Some records
────────────────────────────────────────
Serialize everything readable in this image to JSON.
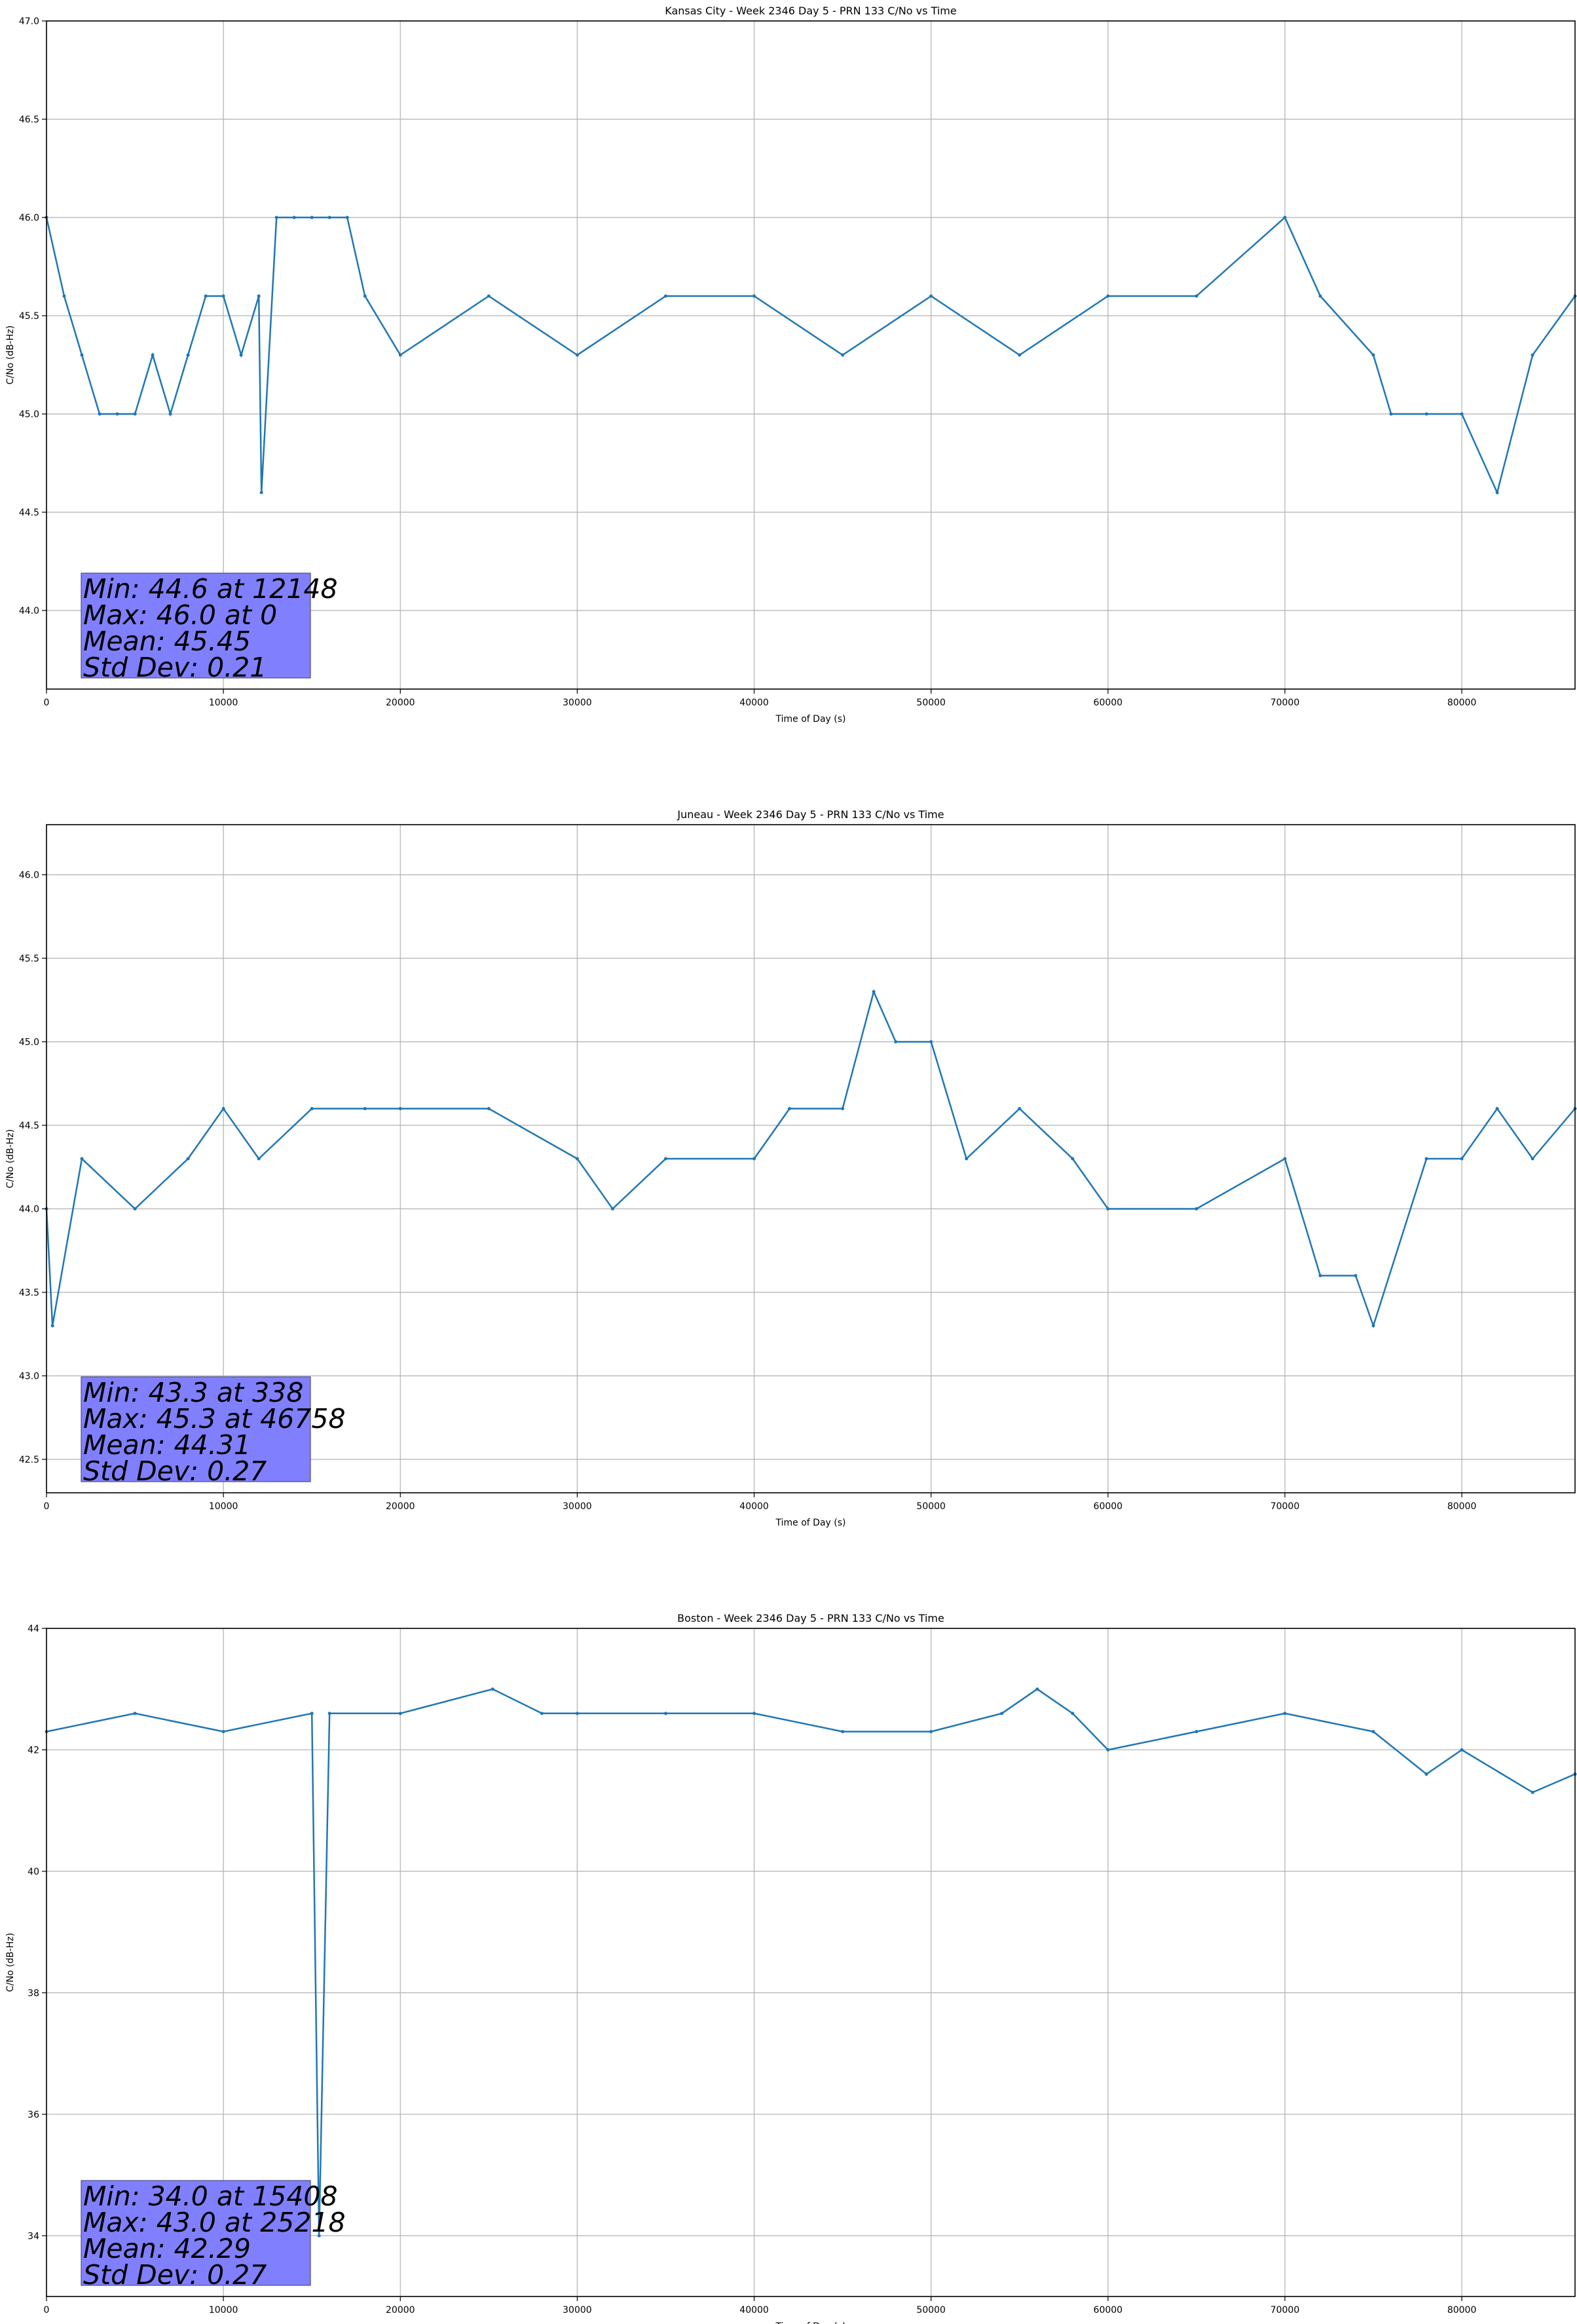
{
  "chart_data": [
    {
      "type": "line",
      "title": "Kansas City - Week 2346 Day 5 - PRN 133 C/No vs Time",
      "xlabel": "Time of Day (s)",
      "ylabel": "C/No (dB-Hz)",
      "xlim": [
        0,
        86400
      ],
      "ylim": [
        43.6,
        47.0
      ],
      "xticks": [
        0,
        10000,
        20000,
        30000,
        40000,
        50000,
        60000,
        70000,
        80000
      ],
      "yticks": [
        44.0,
        44.5,
        45.0,
        45.5,
        46.0,
        46.5,
        47.0
      ],
      "ytick_labels": [
        "44.0",
        "44.5",
        "45.0",
        "45.5",
        "46.0",
        "46.5",
        "47.0"
      ],
      "grid": true,
      "series_color": "#1f77b4",
      "stats_box_color": "#8080ff",
      "stats": [
        "Min: 44.6 at 12148",
        "Max: 46.0 at 0",
        "Mean: 45.45",
        "Std Dev: 0.21"
      ],
      "series": [
        {
          "x": [
            0,
            1000,
            2000,
            3000,
            4000,
            5000,
            6000,
            7000,
            8000,
            9000,
            10000,
            11000,
            12000,
            12148,
            13000,
            14000,
            15000,
            16000,
            17000,
            18000,
            20000,
            25000,
            30000,
            35000,
            40000,
            45000,
            50000,
            55000,
            60000,
            65000,
            70000,
            72000,
            75000,
            76000,
            78000,
            80000,
            82000,
            84000,
            86400
          ],
          "y": [
            46.0,
            45.6,
            45.3,
            45.0,
            45.0,
            45.0,
            45.3,
            45.0,
            45.3,
            45.6,
            45.6,
            45.3,
            45.6,
            44.6,
            46.0,
            46.0,
            46.0,
            46.0,
            46.0,
            45.6,
            45.3,
            45.6,
            45.3,
            45.6,
            45.6,
            45.3,
            45.6,
            45.3,
            45.6,
            45.6,
            46.0,
            45.6,
            45.3,
            45.0,
            45.0,
            45.0,
            44.6,
            45.3,
            45.6
          ]
        }
      ]
    },
    {
      "type": "line",
      "title": "Juneau - Week 2346 Day 5 - PRN 133 C/No vs Time",
      "xlabel": "Time of Day (s)",
      "ylabel": "C/No (dB-Hz)",
      "xlim": [
        0,
        86400
      ],
      "ylim": [
        42.3,
        46.3
      ],
      "xticks": [
        0,
        10000,
        20000,
        30000,
        40000,
        50000,
        60000,
        70000,
        80000
      ],
      "yticks": [
        42.5,
        43.0,
        43.5,
        44.0,
        44.5,
        45.0,
        45.5,
        46.0
      ],
      "ytick_labels": [
        "42.5",
        "43.0",
        "43.5",
        "44.0",
        "44.5",
        "45.0",
        "45.5",
        "46.0"
      ],
      "grid": true,
      "series_color": "#1f77b4",
      "stats_box_color": "#8080ff",
      "stats": [
        "Min: 43.3 at 338",
        "Max: 45.3 at 46758",
        "Mean: 44.31",
        "Std Dev: 0.27"
      ],
      "series": [
        {
          "x": [
            0,
            338,
            2000,
            5000,
            8000,
            10000,
            12000,
            15000,
            18000,
            20000,
            25000,
            30000,
            32000,
            35000,
            40000,
            42000,
            45000,
            46758,
            48000,
            50000,
            52000,
            55000,
            58000,
            60000,
            65000,
            70000,
            72000,
            74000,
            75000,
            78000,
            80000,
            82000,
            84000,
            86400
          ],
          "y": [
            44.0,
            43.3,
            44.3,
            44.0,
            44.3,
            44.6,
            44.3,
            44.6,
            44.6,
            44.6,
            44.6,
            44.3,
            44.0,
            44.3,
            44.3,
            44.6,
            44.6,
            45.3,
            45.0,
            45.0,
            44.3,
            44.6,
            44.3,
            44.0,
            44.0,
            44.3,
            43.6,
            43.6,
            43.3,
            44.3,
            44.3,
            44.6,
            44.3,
            44.6
          ]
        }
      ]
    },
    {
      "type": "line",
      "title": "Boston - Week 2346 Day 5 - PRN 133 C/No vs Time",
      "xlabel": "Time of Day (s)",
      "ylabel": "C/No (dB-Hz)",
      "xlim": [
        0,
        86400
      ],
      "ylim": [
        33.0,
        44.0
      ],
      "xticks": [
        0,
        10000,
        20000,
        30000,
        40000,
        50000,
        60000,
        70000,
        80000
      ],
      "yticks": [
        34,
        36,
        38,
        40,
        42,
        44
      ],
      "ytick_labels": [
        "34",
        "36",
        "38",
        "40",
        "42",
        "44"
      ],
      "grid": true,
      "series_color": "#1f77b4",
      "stats_box_color": "#8080ff",
      "stats": [
        "Min: 34.0 at 15408",
        "Max: 43.0 at 25218",
        "Mean: 42.29",
        "Std Dev: 0.27"
      ],
      "series": [
        {
          "x": [
            0,
            5000,
            10000,
            15000,
            15408,
            16000,
            20000,
            25218,
            28000,
            30000,
            35000,
            40000,
            45000,
            50000,
            54000,
            56000,
            58000,
            60000,
            65000,
            70000,
            75000,
            78000,
            80000,
            84000,
            86400
          ],
          "y": [
            42.3,
            42.6,
            42.3,
            42.6,
            34.0,
            42.6,
            42.6,
            43.0,
            42.6,
            42.6,
            42.6,
            42.6,
            42.3,
            42.3,
            42.6,
            43.0,
            42.6,
            42.0,
            42.3,
            42.6,
            42.3,
            41.6,
            42.0,
            41.3,
            41.6
          ]
        }
      ]
    }
  ]
}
────────────────────────────────────────
**WORK REQUIRED:** Nothing in the entries above should change when they are printed again, except that the pictures are dropped.

**EXERCISE RESULT:**
Serialize everything readable in this image to JSON.
{
  "chart_data": [
    {
      "type": "line",
      "title": "Kansas City - Week 2346 Day 5 - PRN 133 C/No vs Time",
      "xlabel": "Time of Day (s)",
      "ylabel": "C/No (dB-Hz)",
      "xlim": [
        0,
        86400
      ],
      "ylim": [
        43.6,
        47.0
      ],
      "xticks": [
        0,
        10000,
        20000,
        30000,
        40000,
        50000,
        60000,
        70000,
        80000
      ],
      "yticks": [
        44.0,
        44.5,
        45.0,
        45.5,
        46.0,
        46.5,
        47.0
      ],
      "ytick_labels": [
        "44.0",
        "44.5",
        "45.0",
        "45.5",
        "46.0",
        "46.5",
        "47.0"
      ],
      "grid": true,
      "series_color": "#1f77b4",
      "stats_box_color": "#8080ff",
      "stats": [
        "Min: 44.6 at 12148",
        "Max: 46.0 at 0",
        "Mean: 45.45",
        "Std Dev: 0.21"
      ],
      "series": [
        {
          "x": [
            0,
            1000,
            2000,
            3000,
            4000,
            5000,
            6000,
            7000,
            8000,
            9000,
            10000,
            11000,
            12000,
            12148,
            13000,
            14000,
            15000,
            16000,
            17000,
            18000,
            20000,
            25000,
            30000,
            35000,
            40000,
            45000,
            50000,
            55000,
            60000,
            65000,
            70000,
            72000,
            75000,
            76000,
            78000,
            80000,
            82000,
            84000,
            86400
          ],
          "y": [
            46.0,
            45.6,
            45.3,
            45.0,
            45.0,
            45.0,
            45.3,
            45.0,
            45.3,
            45.6,
            45.6,
            45.3,
            45.6,
            44.6,
            46.0,
            46.0,
            46.0,
            46.0,
            46.0,
            45.6,
            45.3,
            45.6,
            45.3,
            45.6,
            45.6,
            45.3,
            45.6,
            45.3,
            45.6,
            45.6,
            46.0,
            45.6,
            45.3,
            45.0,
            45.0,
            45.0,
            44.6,
            45.3,
            45.6
          ]
        }
      ]
    },
    {
      "type": "line",
      "title": "Juneau - Week 2346 Day 5 - PRN 133 C/No vs Time",
      "xlabel": "Time of Day (s)",
      "ylabel": "C/No (dB-Hz)",
      "xlim": [
        0,
        86400
      ],
      "ylim": [
        42.3,
        46.3
      ],
      "xticks": [
        0,
        10000,
        20000,
        30000,
        40000,
        50000,
        60000,
        70000,
        80000
      ],
      "yticks": [
        42.5,
        43.0,
        43.5,
        44.0,
        44.5,
        45.0,
        45.5,
        46.0
      ],
      "ytick_labels": [
        "42.5",
        "43.0",
        "43.5",
        "44.0",
        "44.5",
        "45.0",
        "45.5",
        "46.0"
      ],
      "grid": true,
      "series_color": "#1f77b4",
      "stats_box_color": "#8080ff",
      "stats": [
        "Min: 43.3 at 338",
        "Max: 45.3 at 46758",
        "Mean: 44.31",
        "Std Dev: 0.27"
      ],
      "series": [
        {
          "x": [
            0,
            338,
            2000,
            5000,
            8000,
            10000,
            12000,
            15000,
            18000,
            20000,
            25000,
            30000,
            32000,
            35000,
            40000,
            42000,
            45000,
            46758,
            48000,
            50000,
            52000,
            55000,
            58000,
            60000,
            65000,
            70000,
            72000,
            74000,
            75000,
            78000,
            80000,
            82000,
            84000,
            86400
          ],
          "y": [
            44.0,
            43.3,
            44.3,
            44.0,
            44.3,
            44.6,
            44.3,
            44.6,
            44.6,
            44.6,
            44.6,
            44.3,
            44.0,
            44.3,
            44.3,
            44.6,
            44.6,
            45.3,
            45.0,
            45.0,
            44.3,
            44.6,
            44.3,
            44.0,
            44.0,
            44.3,
            43.6,
            43.6,
            43.3,
            44.3,
            44.3,
            44.6,
            44.3,
            44.6
          ]
        }
      ]
    },
    {
      "type": "line",
      "title": "Boston - Week 2346 Day 5 - PRN 133 C/No vs Time",
      "xlabel": "Time of Day (s)",
      "ylabel": "C/No (dB-Hz)",
      "xlim": [
        0,
        86400
      ],
      "ylim": [
        33.0,
        44.0
      ],
      "xticks": [
        0,
        10000,
        20000,
        30000,
        40000,
        50000,
        60000,
        70000,
        80000
      ],
      "yticks": [
        34,
        36,
        38,
        40,
        42,
        44
      ],
      "ytick_labels": [
        "34",
        "36",
        "38",
        "40",
        "42",
        "44"
      ],
      "grid": true,
      "series_color": "#1f77b4",
      "stats_box_color": "#8080ff",
      "stats": [
        "Min: 34.0 at 15408",
        "Max: 43.0 at 25218",
        "Mean: 42.29",
        "Std Dev: 0.27"
      ],
      "series": [
        {
          "x": [
            0,
            5000,
            10000,
            15000,
            15408,
            16000,
            20000,
            25218,
            28000,
            30000,
            35000,
            40000,
            45000,
            50000,
            54000,
            56000,
            58000,
            60000,
            65000,
            70000,
            75000,
            78000,
            80000,
            84000,
            86400
          ],
          "y": [
            42.3,
            42.6,
            42.3,
            42.6,
            34.0,
            42.6,
            42.6,
            43.0,
            42.6,
            42.6,
            42.6,
            42.6,
            42.3,
            42.3,
            42.6,
            43.0,
            42.6,
            42.0,
            42.3,
            42.6,
            42.3,
            41.6,
            42.0,
            41.3,
            41.6
          ]
        }
      ]
    }
  ]
}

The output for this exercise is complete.